Metadata-Version: 2.4
Name: extract-pdf-highlighted-text
Version: 0.1.0a0
Summary: Extract text that has been highlighted in PDF documents.
Author-email: Jifeng Wu <jifengwu2k@gmail.com>
License-Expression: MIT
Project-URL: Homepage, https://github.com/jifengwu2k/extract-pdf-highlighted-text
Project-URL: Bug Tracker, https://github.com/jifengwu2k/extract-pdf-highlighted-text/issues
Classifier: Programming Language :: Python :: 2
Classifier: Programming Language :: Python :: 3
Classifier: Operating System :: OS Independent
Requires-Python: >=2
Description-Content-Type: text/markdown
License-File: LICENSE
Requires-Dist: PyPDF2
Requires-Dist: pdfminer.six
Requires-Dist: typing; python_version < "3.5"
Dynamic: license-file

# `extract-pdf-highlighted-text`

Extract text that has been highlighted in PDF documents.

## How it works

- Locates all highlight annotations in each page using PyPDF2.
- Computes the bounding boxes of each highlight annotation.
- Uses pdfminer.six to determine locations of all visible characters on the page.
- For each annotation, matches the characters whose bounding boxes overlap the annotation's bounding box (using IoU).
- Groups and prints out the highlighted text in reading order.

## Installation

```bash
pip install extract-pdf-highlighted-text
```

*Dependencies*: 

- PyPDF2 (for annotation geometry)
- pdfminer.six (for text locations)

## Usage

```bash
python -m extract_pdf_highlighted_text your_file.pdf
```

The script will print each extracted highlight in reading order.

## Example Output

```
This is a highlighted passage.

Another highlighted bit here.
```

## Limitations

- Does not support image-based PDFs (no OCR).
- Precision may depend on PDF quality and producer.

## Contributing

Contributions are welcome! Please submit pull requests or open issues on the GitHub repository.

## License

This project is licensed under the [MIT License](LICENSE).

* [RAW DATA]:
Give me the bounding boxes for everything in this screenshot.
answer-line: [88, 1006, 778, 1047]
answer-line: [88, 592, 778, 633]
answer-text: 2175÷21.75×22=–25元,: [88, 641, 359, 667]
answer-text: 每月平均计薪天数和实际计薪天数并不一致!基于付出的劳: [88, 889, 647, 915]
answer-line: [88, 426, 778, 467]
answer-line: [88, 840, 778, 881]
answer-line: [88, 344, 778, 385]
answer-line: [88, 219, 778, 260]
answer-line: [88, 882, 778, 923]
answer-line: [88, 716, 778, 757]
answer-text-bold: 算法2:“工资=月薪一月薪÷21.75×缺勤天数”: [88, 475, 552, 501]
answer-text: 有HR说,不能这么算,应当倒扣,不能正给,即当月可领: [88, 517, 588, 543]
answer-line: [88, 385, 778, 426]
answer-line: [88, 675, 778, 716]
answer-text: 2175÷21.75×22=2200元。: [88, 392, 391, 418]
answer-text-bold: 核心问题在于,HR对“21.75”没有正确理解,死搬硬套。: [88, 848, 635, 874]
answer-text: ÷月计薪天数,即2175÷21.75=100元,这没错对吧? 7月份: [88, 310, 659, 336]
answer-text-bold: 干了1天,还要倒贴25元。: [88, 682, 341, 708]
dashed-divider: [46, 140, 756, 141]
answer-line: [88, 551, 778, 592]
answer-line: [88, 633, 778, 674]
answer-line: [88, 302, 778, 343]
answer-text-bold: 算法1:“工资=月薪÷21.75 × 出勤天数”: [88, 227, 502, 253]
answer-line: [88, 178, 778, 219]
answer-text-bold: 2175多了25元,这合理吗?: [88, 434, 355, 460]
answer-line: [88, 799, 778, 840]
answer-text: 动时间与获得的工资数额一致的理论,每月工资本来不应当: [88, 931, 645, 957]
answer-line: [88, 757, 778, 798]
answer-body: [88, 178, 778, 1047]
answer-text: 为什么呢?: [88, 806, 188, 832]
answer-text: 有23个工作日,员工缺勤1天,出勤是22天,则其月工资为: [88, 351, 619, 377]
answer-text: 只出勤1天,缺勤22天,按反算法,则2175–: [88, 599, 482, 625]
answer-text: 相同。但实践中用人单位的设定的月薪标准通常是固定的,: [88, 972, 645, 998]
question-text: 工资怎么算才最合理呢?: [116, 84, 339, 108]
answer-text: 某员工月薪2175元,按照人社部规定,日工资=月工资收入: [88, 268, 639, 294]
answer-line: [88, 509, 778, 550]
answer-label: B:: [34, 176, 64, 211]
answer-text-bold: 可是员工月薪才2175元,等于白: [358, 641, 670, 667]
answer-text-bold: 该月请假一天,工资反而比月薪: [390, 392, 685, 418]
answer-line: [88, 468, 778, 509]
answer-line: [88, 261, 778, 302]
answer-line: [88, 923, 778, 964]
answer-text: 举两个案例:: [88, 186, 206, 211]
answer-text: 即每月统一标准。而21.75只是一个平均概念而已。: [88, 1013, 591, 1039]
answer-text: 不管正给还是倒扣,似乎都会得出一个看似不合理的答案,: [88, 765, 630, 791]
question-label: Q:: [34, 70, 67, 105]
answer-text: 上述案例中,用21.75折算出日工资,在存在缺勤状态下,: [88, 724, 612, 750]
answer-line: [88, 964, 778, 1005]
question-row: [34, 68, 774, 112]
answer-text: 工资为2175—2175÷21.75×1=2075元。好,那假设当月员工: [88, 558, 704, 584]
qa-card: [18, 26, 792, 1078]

* [WORK INSTRUCTIONS]: According to the package description, which library determines the locations of all visible characters on a page? Rely only on the package description for extract-pdf-highlighted-text.

* [ANSWER TO THE EXERCISE]: pdfminer.six